::: THE INPUT :::

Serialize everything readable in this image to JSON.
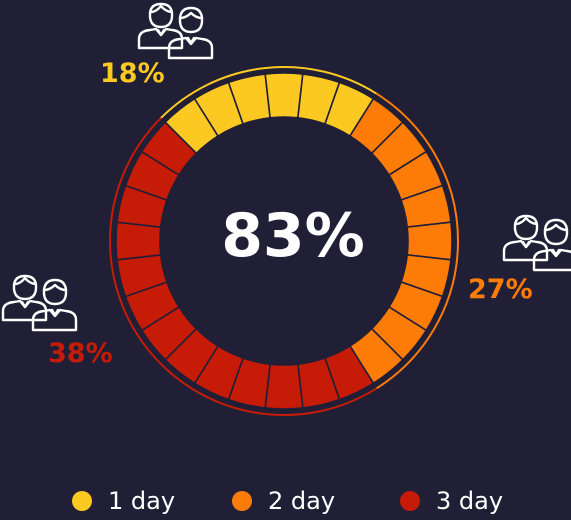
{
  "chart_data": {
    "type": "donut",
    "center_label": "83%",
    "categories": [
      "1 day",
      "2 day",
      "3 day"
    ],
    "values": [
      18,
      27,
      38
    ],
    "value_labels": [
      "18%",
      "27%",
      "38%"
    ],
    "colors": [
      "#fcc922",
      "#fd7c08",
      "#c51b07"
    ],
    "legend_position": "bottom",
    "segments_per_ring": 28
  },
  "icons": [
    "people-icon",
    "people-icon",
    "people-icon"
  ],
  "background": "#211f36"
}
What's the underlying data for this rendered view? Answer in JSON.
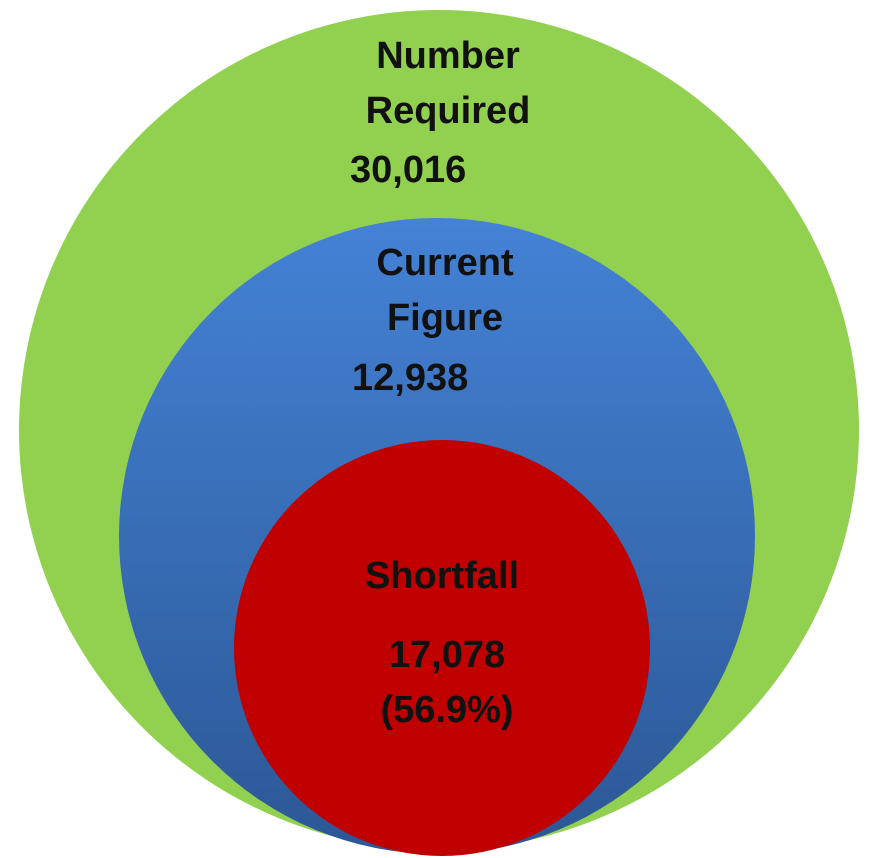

:::

### WHAT TO WORK ON
Write out the records above exactly as they appear, leaving out any pictures.

### RESPONSE FOR THIS EXERCISE
Serialize everything readable in this image to JSON.
{
  "chart_data": {
    "type": "donut",
    "center_label": "83%",
    "categories": [
      "1 day",
      "2 day",
      "3 day"
    ],
    "values": [
      18,
      27,
      38
    ],
    "value_labels": [
      "18%",
      "27%",
      "38%"
    ],
    "colors": [
      "#fcc922",
      "#fd7c08",
      "#c51b07"
    ],
    "legend_position": "bottom",
    "segments_per_ring": 28
  },
  "icons": [
    "people-icon",
    "people-icon",
    "people-icon"
  ],
  "background": "#211f36"
}
What's the underlying data for this rendered view? Answer in JSON.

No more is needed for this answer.